▶ [Problem to work on]:
Copy all of the material exactly. Pictures are not to appear in the copy.

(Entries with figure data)
◇ ◇ ◇ ◇
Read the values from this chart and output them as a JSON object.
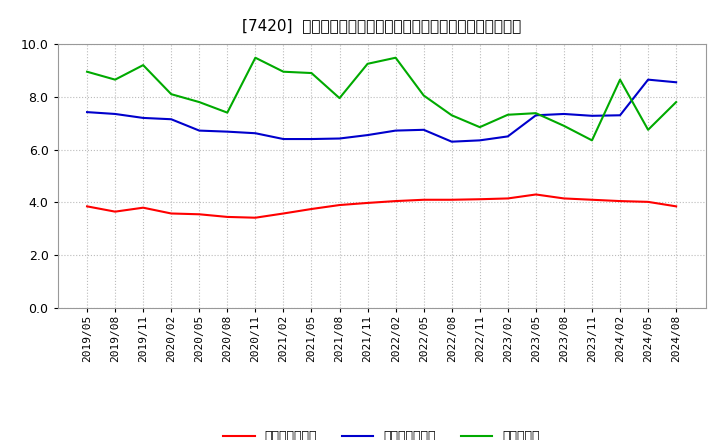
{
  "title": "[7420]  売上債権回転率、買入債務回転率、在庫回転率の推移",
  "ylim": [
    0.0,
    10.0
  ],
  "yticks": [
    0.0,
    2.0,
    4.0,
    6.0,
    8.0,
    10.0
  ],
  "dates": [
    "2019/05",
    "2019/08",
    "2019/11",
    "2020/02",
    "2020/05",
    "2020/08",
    "2020/11",
    "2021/02",
    "2021/05",
    "2021/08",
    "2021/11",
    "2022/02",
    "2022/05",
    "2022/08",
    "2022/11",
    "2023/02",
    "2023/05",
    "2023/08",
    "2023/11",
    "2024/02",
    "2024/05",
    "2024/08"
  ],
  "series_receivables": [
    3.85,
    3.65,
    3.8,
    3.58,
    3.55,
    3.45,
    3.42,
    3.58,
    3.75,
    3.9,
    3.98,
    4.05,
    4.1,
    4.1,
    4.12,
    4.15,
    4.3,
    4.15,
    4.1,
    4.05,
    4.02,
    3.85
  ],
  "series_payables": [
    7.42,
    7.35,
    7.2,
    7.15,
    6.72,
    6.68,
    6.62,
    6.4,
    6.4,
    6.42,
    6.55,
    6.72,
    6.75,
    6.3,
    6.35,
    6.5,
    7.3,
    7.35,
    7.28,
    7.3,
    8.65,
    8.55
  ],
  "series_inventory": [
    8.95,
    8.65,
    9.2,
    8.1,
    7.8,
    7.4,
    9.48,
    8.95,
    8.9,
    7.95,
    9.25,
    9.48,
    8.05,
    7.3,
    6.85,
    7.32,
    7.38,
    6.9,
    6.35,
    8.65,
    6.75,
    7.8
  ],
  "color_receivables": "#ff0000",
  "color_payables": "#0000cc",
  "color_inventory": "#00aa00",
  "legend_receivables": "売上債権回転率",
  "legend_payables": "買入債務回転率",
  "legend_inventory": "在庫回転率",
  "background_color": "#ffffff",
  "grid_color": "#bbbbbb",
  "linewidth": 1.5,
  "title_fontsize": 11,
  "tick_fontsize": 8,
  "legend_fontsize": 9
}
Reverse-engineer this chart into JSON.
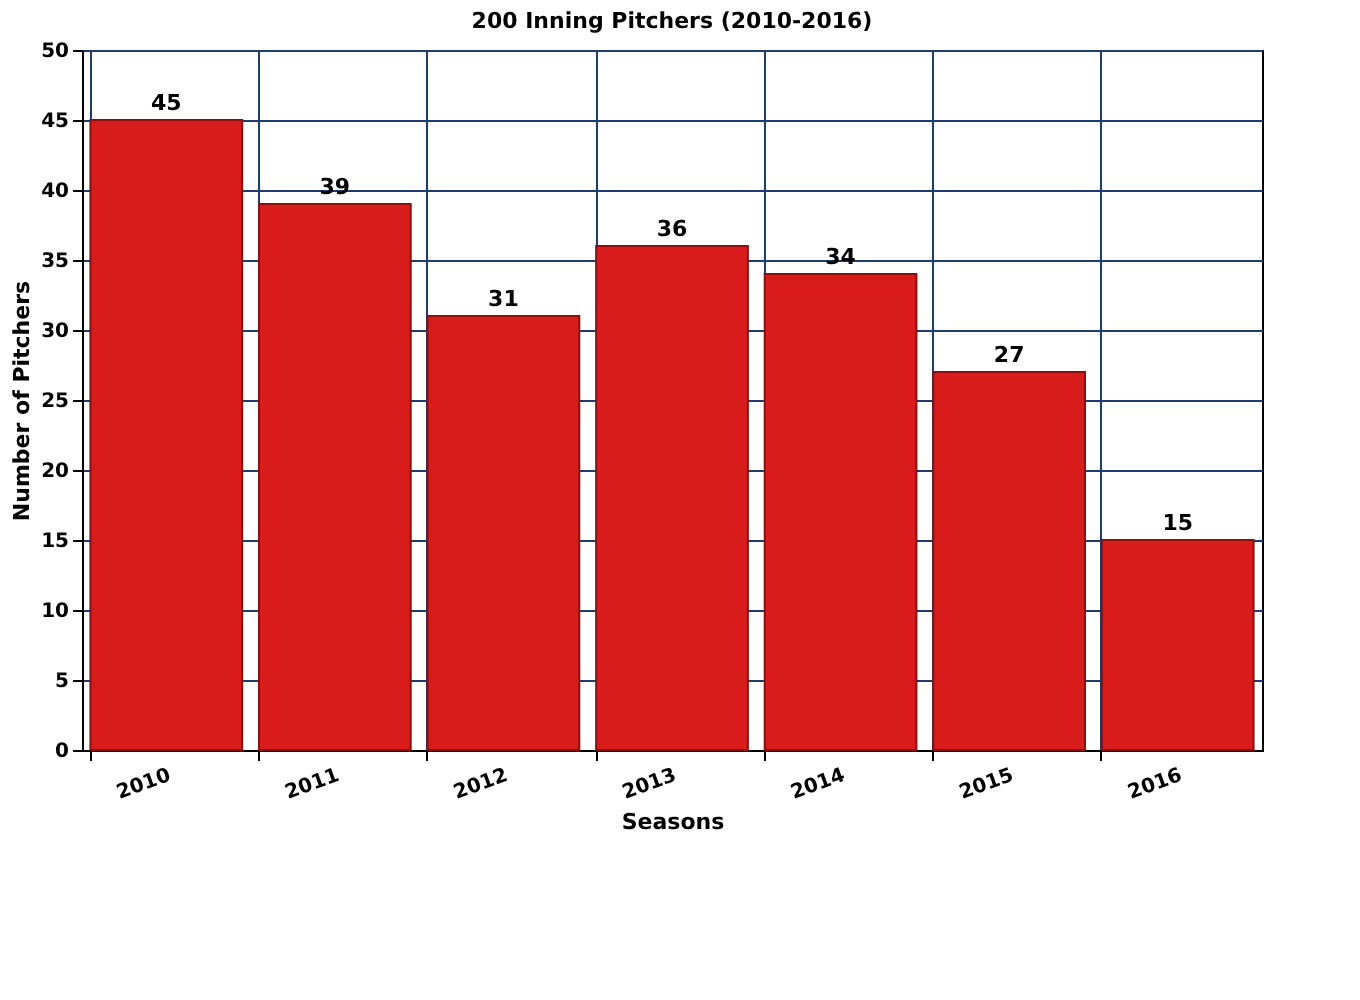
{
  "chart_data": {
    "type": "bar",
    "title": "200 Inning Pitchers (2010-2016)",
    "xlabel": "Seasons",
    "ylabel": "Number of Pitchers",
    "categories": [
      "2010",
      "2011",
      "2012",
      "2013",
      "2014",
      "2015",
      "2016"
    ],
    "values": [
      45,
      39,
      31,
      36,
      34,
      27,
      15
    ],
    "color": "#d81c1c",
    "ylim": [
      0,
      50
    ],
    "yticks": [
      0,
      5,
      10,
      15,
      20,
      25,
      30,
      35,
      40,
      45,
      50
    ],
    "grid": true,
    "data_labels": true
  }
}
◇ ◇ ◇ ◇
▶ [Output of the exercise]:
Read the values from this chart and output them as a JSON object.
{
  "title": "[7420]  売上債権回転率、買入債務回転率、在庫回転率の推移",
  "ylim": [
    0.0,
    10.0
  ],
  "yticks": [
    0.0,
    2.0,
    4.0,
    6.0,
    8.0,
    10.0
  ],
  "dates": [
    "2019/05",
    "2019/08",
    "2019/11",
    "2020/02",
    "2020/05",
    "2020/08",
    "2020/11",
    "2021/02",
    "2021/05",
    "2021/08",
    "2021/11",
    "2022/02",
    "2022/05",
    "2022/08",
    "2022/11",
    "2023/02",
    "2023/05",
    "2023/08",
    "2023/11",
    "2024/02",
    "2024/05",
    "2024/08"
  ],
  "series_receivables": [
    3.85,
    3.65,
    3.8,
    3.58,
    3.55,
    3.45,
    3.42,
    3.58,
    3.75,
    3.9,
    3.98,
    4.05,
    4.1,
    4.1,
    4.12,
    4.15,
    4.3,
    4.15,
    4.1,
    4.05,
    4.02,
    3.85
  ],
  "series_payables": [
    7.42,
    7.35,
    7.2,
    7.15,
    6.72,
    6.68,
    6.62,
    6.4,
    6.4,
    6.42,
    6.55,
    6.72,
    6.75,
    6.3,
    6.35,
    6.5,
    7.3,
    7.35,
    7.28,
    7.3,
    8.65,
    8.55
  ],
  "series_inventory": [
    8.95,
    8.65,
    9.2,
    8.1,
    7.8,
    7.4,
    9.48,
    8.95,
    8.9,
    7.95,
    9.25,
    9.48,
    8.05,
    7.3,
    6.85,
    7.32,
    7.38,
    6.9,
    6.35,
    8.65,
    6.75,
    7.8
  ],
  "color_receivables": "#ff0000",
  "color_payables": "#0000cc",
  "color_inventory": "#00aa00",
  "legend_receivables": "売上債権回転率",
  "legend_payables": "買入債務回転率",
  "legend_inventory": "在庫回転率",
  "background_color": "#ffffff",
  "grid_color": "#bbbbbb",
  "linewidth": 1.5,
  "title_fontsize": 11,
  "tick_fontsize": 8,
  "legend_fontsize": 9
}
Reverse-engineer this chart into JSON.
{
  "chart_data": {
    "type": "bar",
    "title": "200 Inning Pitchers (2010-2016)",
    "xlabel": "Seasons",
    "ylabel": "Number of Pitchers",
    "categories": [
      "2010",
      "2011",
      "2012",
      "2013",
      "2014",
      "2015",
      "2016"
    ],
    "values": [
      45,
      39,
      31,
      36,
      34,
      27,
      15
    ],
    "color": "#d81c1c",
    "ylim": [
      0,
      50
    ],
    "yticks": [
      0,
      5,
      10,
      15,
      20,
      25,
      30,
      35,
      40,
      45,
      50
    ],
    "grid": true,
    "data_labels": true
  }
}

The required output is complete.